Task brief:
In the passage about children's books, what is the title of the book by Jessica Herthel?

Page text:
————————

According to Megan Cox Gurdon, there has been a concerted effort over the last 25 years to get these kinds of books into libraries and public school libraries because the publishers understand that stories like this do so much to influence the thinking of young people. She states that publisher are utilizing periodicals such as The Wall Street Journal to create awareness.
These statements are straight from The Briefing transcript and should be seriously considered.
The author of one of these new books, presenting a celebration of the transgender identity – that’s Jessica Herthel – her book is entitled I am Jazz. She writes,
"The window of time in which children are truly open-minded is startlingly small."
In stating the issue just this way, Jessica Herthel is actually stating something that Christian parents should already understand. There is a vulnerability to the hearts of children, there is an openness to the power of the story and the kinds of stories that get read to our children, and are read by our children, they do have an important out-sized influence on the development of their hearts and their minds – and especially of their moral intuitions.

————————

Supplied material:
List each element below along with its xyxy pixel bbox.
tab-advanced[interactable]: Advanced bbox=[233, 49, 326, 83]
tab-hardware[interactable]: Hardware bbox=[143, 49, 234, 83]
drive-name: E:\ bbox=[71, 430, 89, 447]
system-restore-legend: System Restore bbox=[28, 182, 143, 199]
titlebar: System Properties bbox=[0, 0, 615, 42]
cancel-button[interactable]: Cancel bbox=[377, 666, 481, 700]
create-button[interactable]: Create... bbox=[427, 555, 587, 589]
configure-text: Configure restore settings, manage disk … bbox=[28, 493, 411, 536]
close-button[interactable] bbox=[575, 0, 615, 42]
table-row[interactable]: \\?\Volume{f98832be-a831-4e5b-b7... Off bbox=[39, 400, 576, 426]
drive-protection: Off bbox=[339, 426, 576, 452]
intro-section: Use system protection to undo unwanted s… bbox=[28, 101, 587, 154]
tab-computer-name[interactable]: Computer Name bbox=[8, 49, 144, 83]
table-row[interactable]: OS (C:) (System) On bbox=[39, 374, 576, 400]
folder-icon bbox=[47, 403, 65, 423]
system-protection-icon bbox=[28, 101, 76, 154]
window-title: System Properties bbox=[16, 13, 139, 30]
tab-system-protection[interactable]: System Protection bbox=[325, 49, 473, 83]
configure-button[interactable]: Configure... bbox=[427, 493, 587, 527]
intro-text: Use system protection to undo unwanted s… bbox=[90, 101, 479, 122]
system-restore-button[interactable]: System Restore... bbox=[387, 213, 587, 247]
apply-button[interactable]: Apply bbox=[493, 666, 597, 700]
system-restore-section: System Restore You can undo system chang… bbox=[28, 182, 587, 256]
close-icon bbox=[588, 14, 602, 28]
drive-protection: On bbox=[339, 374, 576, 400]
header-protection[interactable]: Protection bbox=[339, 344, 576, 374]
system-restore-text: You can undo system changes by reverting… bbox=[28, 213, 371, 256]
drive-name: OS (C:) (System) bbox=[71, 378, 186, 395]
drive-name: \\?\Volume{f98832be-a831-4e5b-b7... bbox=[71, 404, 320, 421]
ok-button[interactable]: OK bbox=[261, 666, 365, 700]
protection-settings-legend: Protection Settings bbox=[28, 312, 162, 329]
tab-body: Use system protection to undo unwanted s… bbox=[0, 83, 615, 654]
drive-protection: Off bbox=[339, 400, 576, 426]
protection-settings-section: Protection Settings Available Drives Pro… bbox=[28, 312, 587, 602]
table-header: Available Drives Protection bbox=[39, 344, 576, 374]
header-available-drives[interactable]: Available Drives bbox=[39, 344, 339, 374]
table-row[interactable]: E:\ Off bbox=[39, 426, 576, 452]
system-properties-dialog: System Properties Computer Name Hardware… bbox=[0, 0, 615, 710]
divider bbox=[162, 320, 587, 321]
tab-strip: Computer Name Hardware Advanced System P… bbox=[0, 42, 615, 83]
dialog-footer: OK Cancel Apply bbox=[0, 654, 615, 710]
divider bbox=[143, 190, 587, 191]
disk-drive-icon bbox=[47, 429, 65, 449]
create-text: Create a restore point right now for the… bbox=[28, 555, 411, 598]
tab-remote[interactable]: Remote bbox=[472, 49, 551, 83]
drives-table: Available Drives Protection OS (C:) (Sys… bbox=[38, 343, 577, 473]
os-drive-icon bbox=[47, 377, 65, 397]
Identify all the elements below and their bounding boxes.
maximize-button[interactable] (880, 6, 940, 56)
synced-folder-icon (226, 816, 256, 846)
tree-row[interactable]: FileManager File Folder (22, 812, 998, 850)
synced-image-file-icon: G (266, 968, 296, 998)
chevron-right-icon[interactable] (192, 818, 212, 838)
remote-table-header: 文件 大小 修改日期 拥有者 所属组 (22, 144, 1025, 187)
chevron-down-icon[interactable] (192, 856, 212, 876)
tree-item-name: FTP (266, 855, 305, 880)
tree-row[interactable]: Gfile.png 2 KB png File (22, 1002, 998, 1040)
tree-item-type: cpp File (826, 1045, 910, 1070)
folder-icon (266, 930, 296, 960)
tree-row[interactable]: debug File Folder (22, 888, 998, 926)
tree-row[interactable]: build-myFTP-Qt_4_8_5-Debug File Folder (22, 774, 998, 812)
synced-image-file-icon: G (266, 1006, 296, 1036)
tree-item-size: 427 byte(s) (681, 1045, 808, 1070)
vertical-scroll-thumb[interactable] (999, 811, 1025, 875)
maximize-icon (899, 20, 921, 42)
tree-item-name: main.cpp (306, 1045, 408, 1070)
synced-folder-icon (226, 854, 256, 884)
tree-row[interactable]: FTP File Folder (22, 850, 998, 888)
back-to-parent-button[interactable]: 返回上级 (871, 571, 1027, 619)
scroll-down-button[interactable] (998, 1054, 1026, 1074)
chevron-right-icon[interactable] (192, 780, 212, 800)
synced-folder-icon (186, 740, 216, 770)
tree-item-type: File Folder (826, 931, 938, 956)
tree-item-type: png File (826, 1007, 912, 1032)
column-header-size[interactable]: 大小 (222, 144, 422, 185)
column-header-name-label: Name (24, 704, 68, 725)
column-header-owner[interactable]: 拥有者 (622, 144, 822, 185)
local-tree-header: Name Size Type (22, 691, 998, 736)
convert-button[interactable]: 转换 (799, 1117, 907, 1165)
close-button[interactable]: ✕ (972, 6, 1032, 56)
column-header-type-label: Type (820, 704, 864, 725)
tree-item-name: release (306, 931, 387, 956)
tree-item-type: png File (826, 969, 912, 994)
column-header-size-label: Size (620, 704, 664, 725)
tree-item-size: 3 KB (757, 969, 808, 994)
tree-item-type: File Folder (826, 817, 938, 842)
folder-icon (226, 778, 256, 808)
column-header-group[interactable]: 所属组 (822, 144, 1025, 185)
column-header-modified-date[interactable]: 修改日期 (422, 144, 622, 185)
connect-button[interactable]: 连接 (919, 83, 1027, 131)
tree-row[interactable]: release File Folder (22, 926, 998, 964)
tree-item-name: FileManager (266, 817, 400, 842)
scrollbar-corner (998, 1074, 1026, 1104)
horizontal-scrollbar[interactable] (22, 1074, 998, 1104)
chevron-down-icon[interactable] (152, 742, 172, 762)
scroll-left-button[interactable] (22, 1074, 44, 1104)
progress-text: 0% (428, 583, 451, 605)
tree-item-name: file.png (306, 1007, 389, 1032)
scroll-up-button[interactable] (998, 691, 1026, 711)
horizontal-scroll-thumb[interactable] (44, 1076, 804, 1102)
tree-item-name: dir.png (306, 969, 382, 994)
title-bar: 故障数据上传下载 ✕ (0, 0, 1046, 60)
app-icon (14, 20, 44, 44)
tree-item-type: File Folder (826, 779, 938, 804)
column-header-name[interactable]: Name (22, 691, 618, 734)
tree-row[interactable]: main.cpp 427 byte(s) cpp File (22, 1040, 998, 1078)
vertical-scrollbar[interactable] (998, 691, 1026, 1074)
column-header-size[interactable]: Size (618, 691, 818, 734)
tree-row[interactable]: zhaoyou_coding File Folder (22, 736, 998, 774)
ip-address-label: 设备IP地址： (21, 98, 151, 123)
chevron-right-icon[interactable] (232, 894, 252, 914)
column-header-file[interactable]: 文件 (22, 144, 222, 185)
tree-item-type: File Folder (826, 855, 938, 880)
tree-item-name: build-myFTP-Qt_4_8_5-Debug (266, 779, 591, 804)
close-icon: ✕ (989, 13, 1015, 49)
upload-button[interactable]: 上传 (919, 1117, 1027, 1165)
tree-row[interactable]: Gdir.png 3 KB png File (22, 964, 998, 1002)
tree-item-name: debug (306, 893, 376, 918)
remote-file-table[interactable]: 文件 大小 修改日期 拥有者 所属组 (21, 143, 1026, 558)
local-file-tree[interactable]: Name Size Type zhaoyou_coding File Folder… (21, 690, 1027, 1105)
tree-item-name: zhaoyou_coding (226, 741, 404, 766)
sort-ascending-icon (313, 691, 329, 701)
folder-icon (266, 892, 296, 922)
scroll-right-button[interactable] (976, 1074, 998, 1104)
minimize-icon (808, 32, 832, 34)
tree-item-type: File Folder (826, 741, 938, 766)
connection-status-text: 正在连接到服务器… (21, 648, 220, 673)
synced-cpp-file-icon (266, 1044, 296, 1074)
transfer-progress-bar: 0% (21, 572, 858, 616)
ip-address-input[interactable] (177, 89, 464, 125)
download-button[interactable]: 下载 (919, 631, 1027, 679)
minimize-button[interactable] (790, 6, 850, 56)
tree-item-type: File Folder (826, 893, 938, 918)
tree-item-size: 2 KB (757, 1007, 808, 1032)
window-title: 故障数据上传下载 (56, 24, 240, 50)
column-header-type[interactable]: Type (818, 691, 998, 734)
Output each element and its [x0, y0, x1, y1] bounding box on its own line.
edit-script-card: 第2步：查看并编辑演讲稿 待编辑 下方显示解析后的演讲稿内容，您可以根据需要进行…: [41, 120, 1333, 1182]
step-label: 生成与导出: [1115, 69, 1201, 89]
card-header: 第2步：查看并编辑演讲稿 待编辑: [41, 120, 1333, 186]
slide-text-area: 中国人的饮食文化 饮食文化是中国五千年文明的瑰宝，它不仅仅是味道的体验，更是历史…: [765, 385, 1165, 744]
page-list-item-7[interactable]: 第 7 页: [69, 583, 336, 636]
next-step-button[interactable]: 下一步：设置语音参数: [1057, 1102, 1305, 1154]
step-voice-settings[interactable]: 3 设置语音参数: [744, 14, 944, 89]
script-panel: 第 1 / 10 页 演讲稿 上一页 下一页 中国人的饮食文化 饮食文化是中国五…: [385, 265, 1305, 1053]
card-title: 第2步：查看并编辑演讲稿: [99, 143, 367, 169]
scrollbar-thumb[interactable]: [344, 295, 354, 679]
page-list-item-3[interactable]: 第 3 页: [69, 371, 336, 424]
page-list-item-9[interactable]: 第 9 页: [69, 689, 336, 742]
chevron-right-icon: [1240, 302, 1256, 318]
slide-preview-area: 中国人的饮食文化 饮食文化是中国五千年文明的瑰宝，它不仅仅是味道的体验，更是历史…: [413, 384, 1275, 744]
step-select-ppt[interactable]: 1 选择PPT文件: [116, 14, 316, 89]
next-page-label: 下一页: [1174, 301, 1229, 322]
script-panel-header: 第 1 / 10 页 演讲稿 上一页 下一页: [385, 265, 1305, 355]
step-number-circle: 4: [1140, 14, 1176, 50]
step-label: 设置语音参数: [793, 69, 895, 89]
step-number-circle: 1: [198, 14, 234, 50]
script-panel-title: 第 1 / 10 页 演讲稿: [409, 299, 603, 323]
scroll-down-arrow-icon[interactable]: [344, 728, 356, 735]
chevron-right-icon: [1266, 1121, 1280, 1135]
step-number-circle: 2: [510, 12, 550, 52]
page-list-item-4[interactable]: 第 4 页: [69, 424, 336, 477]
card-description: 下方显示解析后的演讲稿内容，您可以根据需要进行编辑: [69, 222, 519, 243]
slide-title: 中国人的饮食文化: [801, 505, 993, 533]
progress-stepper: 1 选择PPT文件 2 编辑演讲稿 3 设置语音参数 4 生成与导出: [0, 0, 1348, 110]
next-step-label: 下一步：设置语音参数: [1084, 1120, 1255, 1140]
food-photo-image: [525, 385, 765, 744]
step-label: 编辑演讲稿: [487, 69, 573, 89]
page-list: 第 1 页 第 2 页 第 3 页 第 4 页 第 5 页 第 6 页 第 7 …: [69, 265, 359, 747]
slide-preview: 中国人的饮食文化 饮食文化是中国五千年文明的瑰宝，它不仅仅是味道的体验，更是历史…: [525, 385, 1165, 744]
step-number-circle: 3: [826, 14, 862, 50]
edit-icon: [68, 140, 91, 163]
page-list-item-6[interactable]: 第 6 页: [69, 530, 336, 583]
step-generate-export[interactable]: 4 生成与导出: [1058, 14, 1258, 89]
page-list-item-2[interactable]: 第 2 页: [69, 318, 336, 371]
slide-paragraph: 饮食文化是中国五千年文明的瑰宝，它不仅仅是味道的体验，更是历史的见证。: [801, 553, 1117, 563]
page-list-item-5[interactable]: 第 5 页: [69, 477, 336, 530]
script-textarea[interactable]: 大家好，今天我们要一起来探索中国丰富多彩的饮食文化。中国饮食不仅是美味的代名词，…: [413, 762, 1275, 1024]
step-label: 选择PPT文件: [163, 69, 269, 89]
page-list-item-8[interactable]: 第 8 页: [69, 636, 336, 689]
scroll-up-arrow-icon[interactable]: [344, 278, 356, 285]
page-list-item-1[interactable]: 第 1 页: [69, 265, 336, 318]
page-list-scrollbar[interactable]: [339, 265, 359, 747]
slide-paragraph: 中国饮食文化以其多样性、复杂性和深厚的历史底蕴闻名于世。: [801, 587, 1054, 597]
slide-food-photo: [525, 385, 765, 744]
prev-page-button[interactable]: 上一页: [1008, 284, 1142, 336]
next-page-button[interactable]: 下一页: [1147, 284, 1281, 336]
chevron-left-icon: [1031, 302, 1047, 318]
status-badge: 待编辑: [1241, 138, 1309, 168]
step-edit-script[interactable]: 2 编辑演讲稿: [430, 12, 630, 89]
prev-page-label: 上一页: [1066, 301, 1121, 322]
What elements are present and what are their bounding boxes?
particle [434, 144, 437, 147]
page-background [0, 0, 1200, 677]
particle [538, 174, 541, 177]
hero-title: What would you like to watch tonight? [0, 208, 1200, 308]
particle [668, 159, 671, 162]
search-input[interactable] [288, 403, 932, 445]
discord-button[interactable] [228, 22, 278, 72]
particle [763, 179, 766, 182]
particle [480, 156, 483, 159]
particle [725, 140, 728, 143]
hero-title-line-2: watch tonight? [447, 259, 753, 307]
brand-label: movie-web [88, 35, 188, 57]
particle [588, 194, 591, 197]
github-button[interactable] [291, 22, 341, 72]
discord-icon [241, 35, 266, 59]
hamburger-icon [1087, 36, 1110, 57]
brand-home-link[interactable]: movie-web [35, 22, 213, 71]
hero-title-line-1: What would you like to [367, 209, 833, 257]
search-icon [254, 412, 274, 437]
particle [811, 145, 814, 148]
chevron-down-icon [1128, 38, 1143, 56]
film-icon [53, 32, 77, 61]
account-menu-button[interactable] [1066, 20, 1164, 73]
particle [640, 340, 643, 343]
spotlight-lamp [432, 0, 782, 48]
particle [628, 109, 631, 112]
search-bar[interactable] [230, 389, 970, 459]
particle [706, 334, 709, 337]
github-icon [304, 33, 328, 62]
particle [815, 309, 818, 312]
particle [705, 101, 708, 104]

————————

Answer below:
I am Jazz